| MATERIAL TO PROCESS |
* begin *

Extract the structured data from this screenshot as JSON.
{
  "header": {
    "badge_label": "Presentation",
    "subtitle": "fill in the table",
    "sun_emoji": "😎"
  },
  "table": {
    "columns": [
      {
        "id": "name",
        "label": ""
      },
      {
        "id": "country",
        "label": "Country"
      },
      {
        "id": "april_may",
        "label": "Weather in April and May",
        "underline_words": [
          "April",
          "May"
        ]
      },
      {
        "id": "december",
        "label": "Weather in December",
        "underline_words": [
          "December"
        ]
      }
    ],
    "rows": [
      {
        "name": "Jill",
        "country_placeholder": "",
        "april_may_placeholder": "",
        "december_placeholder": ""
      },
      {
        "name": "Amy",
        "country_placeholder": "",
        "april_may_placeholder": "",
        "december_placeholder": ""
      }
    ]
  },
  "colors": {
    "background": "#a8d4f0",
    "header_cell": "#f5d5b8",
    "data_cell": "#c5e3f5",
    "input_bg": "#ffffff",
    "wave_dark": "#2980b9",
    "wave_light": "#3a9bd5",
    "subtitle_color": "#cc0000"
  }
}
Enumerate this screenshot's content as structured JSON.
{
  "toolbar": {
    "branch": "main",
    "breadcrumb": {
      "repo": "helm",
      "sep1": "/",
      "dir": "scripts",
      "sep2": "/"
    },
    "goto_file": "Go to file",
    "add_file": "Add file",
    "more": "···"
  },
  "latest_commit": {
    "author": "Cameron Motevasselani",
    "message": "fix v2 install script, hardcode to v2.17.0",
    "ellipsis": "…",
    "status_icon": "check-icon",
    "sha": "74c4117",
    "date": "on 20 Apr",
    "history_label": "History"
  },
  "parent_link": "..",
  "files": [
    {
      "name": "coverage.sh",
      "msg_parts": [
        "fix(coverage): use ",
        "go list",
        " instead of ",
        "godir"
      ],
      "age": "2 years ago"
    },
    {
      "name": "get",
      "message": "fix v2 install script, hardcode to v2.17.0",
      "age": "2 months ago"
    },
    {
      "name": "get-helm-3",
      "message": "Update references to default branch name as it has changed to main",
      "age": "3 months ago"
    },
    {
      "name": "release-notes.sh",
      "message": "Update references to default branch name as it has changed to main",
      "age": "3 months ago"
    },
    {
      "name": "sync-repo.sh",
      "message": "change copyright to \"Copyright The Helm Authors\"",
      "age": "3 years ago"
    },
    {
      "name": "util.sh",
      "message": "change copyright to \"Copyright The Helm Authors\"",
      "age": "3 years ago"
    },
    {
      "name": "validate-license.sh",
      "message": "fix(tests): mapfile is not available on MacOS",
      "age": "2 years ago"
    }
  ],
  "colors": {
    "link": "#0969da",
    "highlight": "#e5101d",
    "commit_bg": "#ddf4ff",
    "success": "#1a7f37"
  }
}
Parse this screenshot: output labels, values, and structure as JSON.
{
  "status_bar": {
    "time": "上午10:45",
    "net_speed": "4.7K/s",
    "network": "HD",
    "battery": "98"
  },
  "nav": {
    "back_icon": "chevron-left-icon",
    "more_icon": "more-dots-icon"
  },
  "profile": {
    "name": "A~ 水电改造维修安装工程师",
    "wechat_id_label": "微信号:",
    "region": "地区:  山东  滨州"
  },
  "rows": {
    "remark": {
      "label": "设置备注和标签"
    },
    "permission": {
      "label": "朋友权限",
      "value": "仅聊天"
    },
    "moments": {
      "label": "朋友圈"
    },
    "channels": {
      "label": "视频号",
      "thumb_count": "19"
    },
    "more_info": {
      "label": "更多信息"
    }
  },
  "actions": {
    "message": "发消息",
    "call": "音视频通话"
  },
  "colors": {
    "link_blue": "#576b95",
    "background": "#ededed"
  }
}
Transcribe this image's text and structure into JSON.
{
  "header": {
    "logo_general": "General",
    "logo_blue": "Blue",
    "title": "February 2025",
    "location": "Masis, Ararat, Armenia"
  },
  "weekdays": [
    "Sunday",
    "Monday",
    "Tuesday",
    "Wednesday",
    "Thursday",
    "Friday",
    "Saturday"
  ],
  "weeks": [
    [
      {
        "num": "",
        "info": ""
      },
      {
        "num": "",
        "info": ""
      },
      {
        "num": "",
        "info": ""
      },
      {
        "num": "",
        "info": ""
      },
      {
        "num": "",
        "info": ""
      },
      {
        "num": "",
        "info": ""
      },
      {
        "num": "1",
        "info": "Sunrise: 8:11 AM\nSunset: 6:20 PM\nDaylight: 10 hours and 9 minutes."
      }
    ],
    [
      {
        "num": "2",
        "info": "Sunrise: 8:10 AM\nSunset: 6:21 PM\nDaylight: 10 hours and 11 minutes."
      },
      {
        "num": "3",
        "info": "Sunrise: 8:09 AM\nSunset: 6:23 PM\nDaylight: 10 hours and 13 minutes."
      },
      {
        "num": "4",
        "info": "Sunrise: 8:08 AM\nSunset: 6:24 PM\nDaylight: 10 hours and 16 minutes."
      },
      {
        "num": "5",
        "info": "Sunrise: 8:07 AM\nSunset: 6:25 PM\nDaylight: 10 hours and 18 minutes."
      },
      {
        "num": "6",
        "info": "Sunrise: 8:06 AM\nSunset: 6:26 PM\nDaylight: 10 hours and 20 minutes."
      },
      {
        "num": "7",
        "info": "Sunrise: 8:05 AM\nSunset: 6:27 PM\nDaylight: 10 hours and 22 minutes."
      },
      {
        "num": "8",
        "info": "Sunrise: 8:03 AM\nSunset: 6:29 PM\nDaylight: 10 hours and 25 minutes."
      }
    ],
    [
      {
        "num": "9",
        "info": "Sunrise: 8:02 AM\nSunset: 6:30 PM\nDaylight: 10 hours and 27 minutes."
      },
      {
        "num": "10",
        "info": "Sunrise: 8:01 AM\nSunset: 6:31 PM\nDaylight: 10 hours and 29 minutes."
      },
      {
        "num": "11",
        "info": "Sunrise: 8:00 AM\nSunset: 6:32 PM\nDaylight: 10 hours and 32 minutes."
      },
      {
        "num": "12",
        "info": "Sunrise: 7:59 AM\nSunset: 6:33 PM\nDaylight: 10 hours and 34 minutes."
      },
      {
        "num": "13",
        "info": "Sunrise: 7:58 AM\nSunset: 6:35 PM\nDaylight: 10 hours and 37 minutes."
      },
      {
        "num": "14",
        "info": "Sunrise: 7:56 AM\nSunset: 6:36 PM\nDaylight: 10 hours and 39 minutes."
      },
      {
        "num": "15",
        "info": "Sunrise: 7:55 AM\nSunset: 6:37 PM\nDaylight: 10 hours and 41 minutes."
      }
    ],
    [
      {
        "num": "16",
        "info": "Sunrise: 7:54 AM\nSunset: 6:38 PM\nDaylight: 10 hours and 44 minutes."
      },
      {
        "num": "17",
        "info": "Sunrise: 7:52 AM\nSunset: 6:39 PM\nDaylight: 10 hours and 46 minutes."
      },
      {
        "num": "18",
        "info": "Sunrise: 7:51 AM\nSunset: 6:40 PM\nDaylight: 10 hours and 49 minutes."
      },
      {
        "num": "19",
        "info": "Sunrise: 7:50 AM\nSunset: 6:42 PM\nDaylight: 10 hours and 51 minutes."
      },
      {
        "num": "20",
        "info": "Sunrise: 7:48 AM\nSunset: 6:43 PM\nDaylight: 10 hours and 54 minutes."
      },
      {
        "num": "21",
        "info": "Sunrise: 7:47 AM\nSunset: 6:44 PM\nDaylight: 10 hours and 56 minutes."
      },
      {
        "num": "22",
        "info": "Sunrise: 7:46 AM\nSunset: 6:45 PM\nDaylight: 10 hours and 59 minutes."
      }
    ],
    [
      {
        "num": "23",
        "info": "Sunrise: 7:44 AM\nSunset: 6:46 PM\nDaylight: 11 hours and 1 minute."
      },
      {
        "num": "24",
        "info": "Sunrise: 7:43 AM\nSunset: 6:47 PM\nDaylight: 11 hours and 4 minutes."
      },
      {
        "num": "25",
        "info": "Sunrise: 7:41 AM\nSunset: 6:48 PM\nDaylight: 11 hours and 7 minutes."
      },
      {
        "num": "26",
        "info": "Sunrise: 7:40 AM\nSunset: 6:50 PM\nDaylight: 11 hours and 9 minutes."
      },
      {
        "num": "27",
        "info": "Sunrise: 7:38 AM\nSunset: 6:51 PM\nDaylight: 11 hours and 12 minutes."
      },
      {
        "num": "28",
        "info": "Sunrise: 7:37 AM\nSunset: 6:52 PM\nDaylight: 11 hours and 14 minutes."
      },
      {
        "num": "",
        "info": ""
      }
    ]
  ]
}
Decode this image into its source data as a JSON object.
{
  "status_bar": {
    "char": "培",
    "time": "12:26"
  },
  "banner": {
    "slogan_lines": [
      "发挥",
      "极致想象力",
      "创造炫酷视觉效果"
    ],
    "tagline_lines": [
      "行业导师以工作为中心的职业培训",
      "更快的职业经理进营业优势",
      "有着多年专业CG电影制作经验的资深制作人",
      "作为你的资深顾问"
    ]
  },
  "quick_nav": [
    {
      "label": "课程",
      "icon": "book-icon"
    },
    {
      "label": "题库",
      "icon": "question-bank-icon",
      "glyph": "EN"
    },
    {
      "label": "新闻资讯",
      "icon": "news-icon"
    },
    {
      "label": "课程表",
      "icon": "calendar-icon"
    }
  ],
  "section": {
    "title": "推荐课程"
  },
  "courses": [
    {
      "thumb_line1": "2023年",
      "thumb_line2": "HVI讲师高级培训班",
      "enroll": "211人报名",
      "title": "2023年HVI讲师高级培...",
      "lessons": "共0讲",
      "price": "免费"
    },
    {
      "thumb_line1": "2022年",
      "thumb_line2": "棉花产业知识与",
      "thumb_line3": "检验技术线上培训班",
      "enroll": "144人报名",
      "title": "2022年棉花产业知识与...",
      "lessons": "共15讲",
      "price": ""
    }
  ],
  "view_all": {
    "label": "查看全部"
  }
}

* end *

| THE EXERCISE |
Output the line containing "Decode this image" and all lines after it to the end of the records, exactly as given.

| WRITTEN ANSWER |
Decode this image into its source data as a JSON object.
{
  "status_bar": {
    "char": "培",
    "time": "12:26"
  },
  "banner": {
    "slogan_lines": [
      "发挥",
      "极致想象力",
      "创造炫酷视觉效果"
    ],
    "tagline_lines": [
      "行业导师以工作为中心的职业培训",
      "更快的职业经理进营业优势",
      "有着多年专业CG电影制作经验的资深制作人",
      "作为你的资深顾问"
    ]
  },
  "quick_nav": [
    {
      "label": "课程",
      "icon": "book-icon"
    },
    {
      "label": "题库",
      "icon": "question-bank-icon",
      "glyph": "EN"
    },
    {
      "label": "新闻资讯",
      "icon": "news-icon"
    },
    {
      "label": "课程表",
      "icon": "calendar-icon"
    }
  ],
  "section": {
    "title": "推荐课程"
  },
  "courses": [
    {
      "thumb_line1": "2023年",
      "thumb_line2": "HVI讲师高级培训班",
      "enroll": "211人报名",
      "title": "2023年HVI讲师高级培...",
      "lessons": "共0讲",
      "price": "免费"
    },
    {
      "thumb_line1": "2022年",
      "thumb_line2": "棉花产业知识与",
      "thumb_line3": "检验技术线上培训班",
      "enroll": "144人报名",
      "title": "2022年棉花产业知识与...",
      "lessons": "共15讲",
      "price": ""
    }
  ],
  "view_all": {
    "label": "查看全部"
  }
}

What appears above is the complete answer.